Given task
Go through the entries below and print each one exactly, leaving out pictures.
## start Data provided
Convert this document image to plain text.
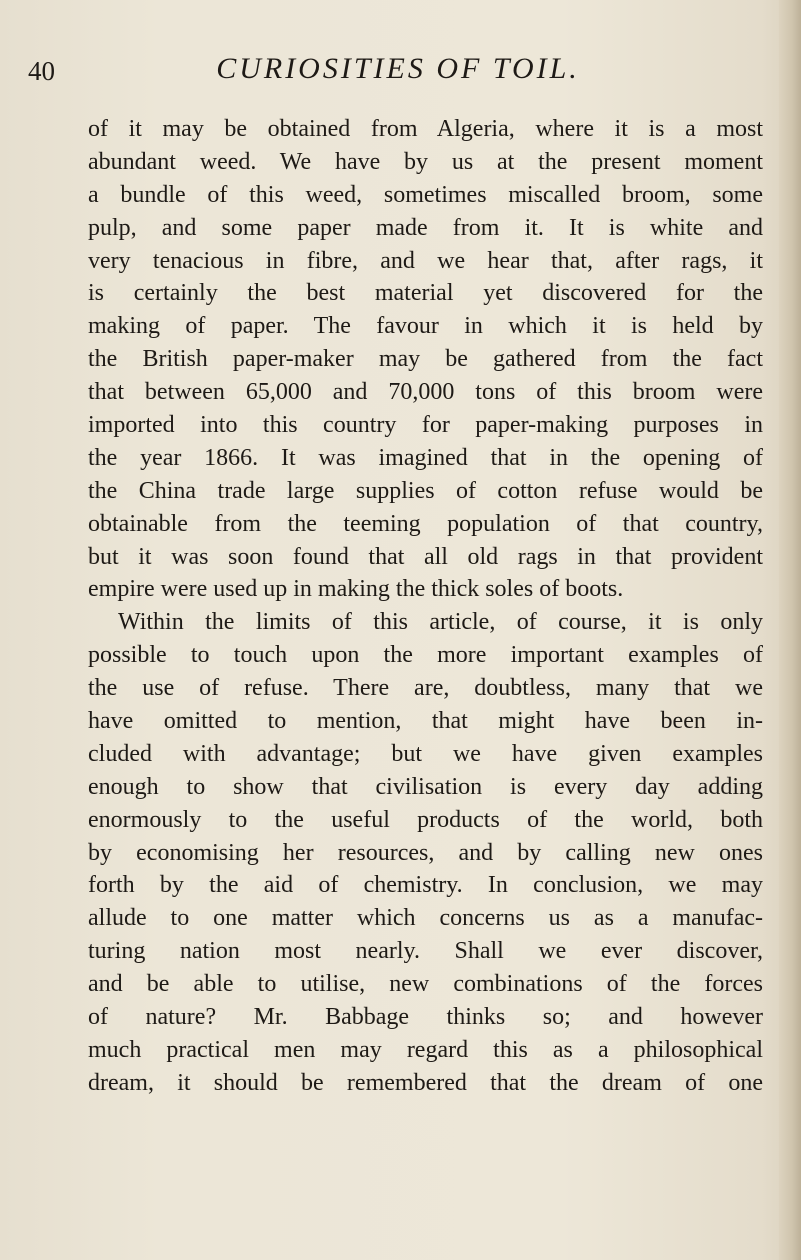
40	CURIOSITIES OF TOIL.
of it may be obtained from Algeria, where it is a most
abundant weed. We have by us at the present moment
a bundle of this weed, sometimes miscalled broom, some
pulp, and some paper made from it. It is white and
very tenacious in fibre, and we hear that, after rags, it
is certainly the best material yet discovered for the
making of paper. The favour in which it is held by
the British paper-maker may be gathered from the fact
that between 65,000 and 70,000 tons of this broom were
imported into this country for paper-making purposes in
the year 1866. It was imagined that in the opening of
the China trade large supplies of cotton refuse would be
obtainable from the teeming population of that country,
but it was soon found that all old rags in that provident
empire were used up in making the thick soles of boots.
Within the limits of this article, of course, it is only
possible to touch upon the more important examples of
the use of refuse. There are, doubtless, many that we
have omitted to mention, that might have been in-
cluded with advantage; but we have given examples
enough to show that civilisation is every day adding
enormously to the useful products of the world, both
by economising her resources, and by calling new ones
forth by the aid of chemistry. In conclusion, we may
allude to one matter which concerns us as a manufac-
turing nation most nearly. Shall we ever discover,
and be able to utilise, new combinations of the forces
of nature? Mr. Babbage thinks so; and however
much practical men may regard this as a philosophical
dream, it should be remembered that the dream of one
## end Data provided
Full output
Convert this document image to plain text.
40	CURIOSITIES OF TOIL.
of it may be obtained from Algeria, where it is a most
abundant weed. We have by us at the present moment
a bundle of this weed, sometimes miscalled broom, some
pulp, and some paper made from it. It is white and
very tenacious in fibre, and we hear that, after rags, it
is certainly the best material yet discovered for the
making of paper. The favour in which it is held by
the British paper-maker may be gathered from the fact
that between 65,000 and 70,000 tons of this broom were
imported into this country for paper-making purposes in
the year 1866. It was imagined that in the opening of
the China trade large supplies of cotton refuse would be
obtainable from the teeming population of that country,
but it was soon found that all old rags in that provident
empire were used up in making the thick soles of boots.
Within the limits of this article, of course, it is only
possible to touch upon the more important examples of
the use of refuse. There are, doubtless, many that we
have omitted to mention, that might have been in-
cluded with advantage; but we have given examples
enough to show that civilisation is every day adding
enormously to the useful products of the world, both
by economising her resources, and by calling new ones
forth by the aid of chemistry. In conclusion, we may
allude to one matter which concerns us as a manufac-
turing nation most nearly. Shall we ever discover,
and be able to utilise, new combinations of the forces
of nature? Mr. Babbage thinks so; and however
much practical men may regard this as a philosophical
dream, it should be remembered that the dream of one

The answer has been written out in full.